Your task is to write out the complete listing exactly as it is shown.

-- Start of Records for processing --

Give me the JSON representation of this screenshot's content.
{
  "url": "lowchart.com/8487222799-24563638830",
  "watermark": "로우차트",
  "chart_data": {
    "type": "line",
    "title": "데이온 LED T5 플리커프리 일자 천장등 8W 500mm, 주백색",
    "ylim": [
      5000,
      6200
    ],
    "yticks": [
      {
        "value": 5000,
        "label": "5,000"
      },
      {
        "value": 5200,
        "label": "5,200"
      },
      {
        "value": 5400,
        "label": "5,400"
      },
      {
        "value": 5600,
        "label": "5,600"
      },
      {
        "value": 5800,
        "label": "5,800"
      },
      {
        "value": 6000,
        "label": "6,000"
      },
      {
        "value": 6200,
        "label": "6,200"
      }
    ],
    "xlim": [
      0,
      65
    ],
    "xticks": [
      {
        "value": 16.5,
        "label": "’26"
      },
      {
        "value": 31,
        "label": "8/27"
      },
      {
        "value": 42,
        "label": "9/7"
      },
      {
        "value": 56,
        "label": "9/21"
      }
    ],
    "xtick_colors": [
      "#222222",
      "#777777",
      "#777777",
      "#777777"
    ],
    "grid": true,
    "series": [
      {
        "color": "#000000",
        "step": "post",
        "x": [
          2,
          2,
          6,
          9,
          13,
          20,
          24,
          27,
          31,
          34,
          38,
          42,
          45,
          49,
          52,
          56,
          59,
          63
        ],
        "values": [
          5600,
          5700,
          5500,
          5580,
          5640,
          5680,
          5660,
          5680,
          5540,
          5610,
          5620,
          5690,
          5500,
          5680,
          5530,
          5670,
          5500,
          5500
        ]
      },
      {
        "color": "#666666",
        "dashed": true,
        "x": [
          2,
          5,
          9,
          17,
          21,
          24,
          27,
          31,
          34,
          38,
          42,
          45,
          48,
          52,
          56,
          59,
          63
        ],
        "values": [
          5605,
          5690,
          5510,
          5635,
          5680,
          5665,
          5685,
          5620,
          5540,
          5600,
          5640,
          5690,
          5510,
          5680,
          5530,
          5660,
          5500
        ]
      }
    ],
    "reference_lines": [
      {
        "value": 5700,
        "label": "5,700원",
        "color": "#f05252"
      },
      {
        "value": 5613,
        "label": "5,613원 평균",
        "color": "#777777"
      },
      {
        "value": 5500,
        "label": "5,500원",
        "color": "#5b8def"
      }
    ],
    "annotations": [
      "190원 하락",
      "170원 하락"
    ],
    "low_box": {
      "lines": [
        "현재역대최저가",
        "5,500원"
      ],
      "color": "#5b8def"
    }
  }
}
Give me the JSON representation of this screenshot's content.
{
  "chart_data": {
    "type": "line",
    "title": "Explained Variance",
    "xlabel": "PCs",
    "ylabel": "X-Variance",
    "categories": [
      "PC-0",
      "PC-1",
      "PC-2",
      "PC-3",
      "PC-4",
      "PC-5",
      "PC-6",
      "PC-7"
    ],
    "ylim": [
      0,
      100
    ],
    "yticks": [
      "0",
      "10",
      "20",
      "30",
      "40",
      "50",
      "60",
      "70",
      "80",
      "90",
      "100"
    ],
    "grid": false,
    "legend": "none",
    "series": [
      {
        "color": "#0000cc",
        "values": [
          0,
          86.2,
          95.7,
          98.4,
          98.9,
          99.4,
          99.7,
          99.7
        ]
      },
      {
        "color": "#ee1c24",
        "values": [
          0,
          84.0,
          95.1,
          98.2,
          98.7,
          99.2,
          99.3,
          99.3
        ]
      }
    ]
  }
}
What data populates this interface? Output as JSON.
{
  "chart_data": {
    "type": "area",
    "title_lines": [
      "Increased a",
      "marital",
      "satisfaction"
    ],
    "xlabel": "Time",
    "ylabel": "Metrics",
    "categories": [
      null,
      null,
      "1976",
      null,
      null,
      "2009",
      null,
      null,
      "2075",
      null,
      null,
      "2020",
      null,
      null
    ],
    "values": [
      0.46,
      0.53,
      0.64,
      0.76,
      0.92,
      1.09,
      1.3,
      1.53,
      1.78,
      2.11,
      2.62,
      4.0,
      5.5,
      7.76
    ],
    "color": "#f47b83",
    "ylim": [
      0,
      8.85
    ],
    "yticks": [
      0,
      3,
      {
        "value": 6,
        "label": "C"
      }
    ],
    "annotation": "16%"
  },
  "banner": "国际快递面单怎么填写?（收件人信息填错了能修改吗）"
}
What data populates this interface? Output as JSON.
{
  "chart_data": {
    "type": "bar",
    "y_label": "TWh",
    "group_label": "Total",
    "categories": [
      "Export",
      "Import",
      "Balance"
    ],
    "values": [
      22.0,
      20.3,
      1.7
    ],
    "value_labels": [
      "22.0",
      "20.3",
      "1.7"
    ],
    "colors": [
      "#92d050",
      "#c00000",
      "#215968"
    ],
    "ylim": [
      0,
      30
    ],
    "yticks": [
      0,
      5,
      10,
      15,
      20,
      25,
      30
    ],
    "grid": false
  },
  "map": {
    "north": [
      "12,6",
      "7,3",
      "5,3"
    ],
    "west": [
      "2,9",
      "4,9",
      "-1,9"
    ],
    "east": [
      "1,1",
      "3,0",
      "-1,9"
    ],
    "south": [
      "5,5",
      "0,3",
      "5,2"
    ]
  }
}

-- End of Records for processing --

- Problem solution:
Give me the JSON representation of this screenshot's content.
{
  "url": "lowchart.com/8487222799-24563638830",
  "watermark": "로우차트",
  "chart_data": {
    "type": "line",
    "title": "데이온 LED T5 플리커프리 일자 천장등 8W 500mm, 주백색",
    "ylim": [
      5000,
      6200
    ],
    "yticks": [
      {
        "value": 5000,
        "label": "5,000"
      },
      {
        "value": 5200,
        "label": "5,200"
      },
      {
        "value": 5400,
        "label": "5,400"
      },
      {
        "value": 5600,
        "label": "5,600"
      },
      {
        "value": 5800,
        "label": "5,800"
      },
      {
        "value": 6000,
        "label": "6,000"
      },
      {
        "value": 6200,
        "label": "6,200"
      }
    ],
    "xlim": [
      0,
      65
    ],
    "xticks": [
      {
        "value": 16.5,
        "label": "’26"
      },
      {
        "value": 31,
        "label": "8/27"
      },
      {
        "value": 42,
        "label": "9/7"
      },
      {
        "value": 56,
        "label": "9/21"
      }
    ],
    "xtick_colors": [
      "#222222",
      "#777777",
      "#777777",
      "#777777"
    ],
    "grid": true,
    "series": [
      {
        "color": "#000000",
        "step": "post",
        "x": [
          2,
          2,
          6,
          9,
          13,
          20,
          24,
          27,
          31,
          34,
          38,
          42,
          45,
          49,
          52,
          56,
          59,
          63
        ],
        "values": [
          5600,
          5700,
          5500,
          5580,
          5640,
          5680,
          5660,
          5680,
          5540,
          5610,
          5620,
          5690,
          5500,
          5680,
          5530,
          5670,
          5500,
          5500
        ]
      },
      {
        "color": "#666666",
        "dashed": true,
        "x": [
          2,
          5,
          9,
          17,
          21,
          24,
          27,
          31,
          34,
          38,
          42,
          45,
          48,
          52,
          56,
          59,
          63
        ],
        "values": [
          5605,
          5690,
          5510,
          5635,
          5680,
          5665,
          5685,
          5620,
          5540,
          5600,
          5640,
          5690,
          5510,
          5680,
          5530,
          5660,
          5500
        ]
      }
    ],
    "reference_lines": [
      {
        "value": 5700,
        "label": "5,700원",
        "color": "#f05252"
      },
      {
        "value": 5613,
        "label": "5,613원 평균",
        "color": "#777777"
      },
      {
        "value": 5500,
        "label": "5,500원",
        "color": "#5b8def"
      }
    ],
    "annotations": [
      "190원 하락",
      "170원 하락"
    ],
    "low_box": {
      "lines": [
        "현재역대최저가",
        "5,500원"
      ],
      "color": "#5b8def"
    }
  }
}
Give me the JSON representation of this screenshot's content.
{
  "chart_data": {
    "type": "line",
    "title": "Explained Variance",
    "xlabel": "PCs",
    "ylabel": "X-Variance",
    "categories": [
      "PC-0",
      "PC-1",
      "PC-2",
      "PC-3",
      "PC-4",
      "PC-5",
      "PC-6",
      "PC-7"
    ],
    "ylim": [
      0,
      100
    ],
    "yticks": [
      "0",
      "10",
      "20",
      "30",
      "40",
      "50",
      "60",
      "70",
      "80",
      "90",
      "100"
    ],
    "grid": false,
    "legend": "none",
    "series": [
      {
        "color": "#0000cc",
        "values": [
          0,
          86.2,
          95.7,
          98.4,
          98.9,
          99.4,
          99.7,
          99.7
        ]
      },
      {
        "color": "#ee1c24",
        "values": [
          0,
          84.0,
          95.1,
          98.2,
          98.7,
          99.2,
          99.3,
          99.3
        ]
      }
    ]
  }
}
What data populates this interface? Output as JSON.
{
  "chart_data": {
    "type": "area",
    "title_lines": [
      "Increased a",
      "marital",
      "satisfaction"
    ],
    "xlabel": "Time",
    "ylabel": "Metrics",
    "categories": [
      null,
      null,
      "1976",
      null,
      null,
      "2009",
      null,
      null,
      "2075",
      null,
      null,
      "2020",
      null,
      null
    ],
    "values": [
      0.46,
      0.53,
      0.64,
      0.76,
      0.92,
      1.09,
      1.3,
      1.53,
      1.78,
      2.11,
      2.62,
      4.0,
      5.5,
      7.76
    ],
    "color": "#f47b83",
    "ylim": [
      0,
      8.85
    ],
    "yticks": [
      0,
      3,
      {
        "value": 6,
        "label": "C"
      }
    ],
    "annotation": "16%"
  },
  "banner": "国际快递面单怎么填写?（收件人信息填错了能修改吗）"
}
What data populates this interface? Output as JSON.
{
  "chart_data": {
    "type": "bar",
    "y_label": "TWh",
    "group_label": "Total",
    "categories": [
      "Export",
      "Import",
      "Balance"
    ],
    "values": [
      22.0,
      20.3,
      1.7
    ],
    "value_labels": [
      "22.0",
      "20.3",
      "1.7"
    ],
    "colors": [
      "#92d050",
      "#c00000",
      "#215968"
    ],
    "ylim": [
      0,
      30
    ],
    "yticks": [
      0,
      5,
      10,
      15,
      20,
      25,
      30
    ],
    "grid": false
  },
  "map": {
    "north": [
      "12,6",
      "7,3",
      "5,3"
    ],
    "west": [
      "2,9",
      "4,9",
      "-1,9"
    ],
    "east": [
      "1,1",
      "3,0",
      "-1,9"
    ],
    "south": [
      "5,5",
      "0,3",
      "5,2"
    ]
  }
}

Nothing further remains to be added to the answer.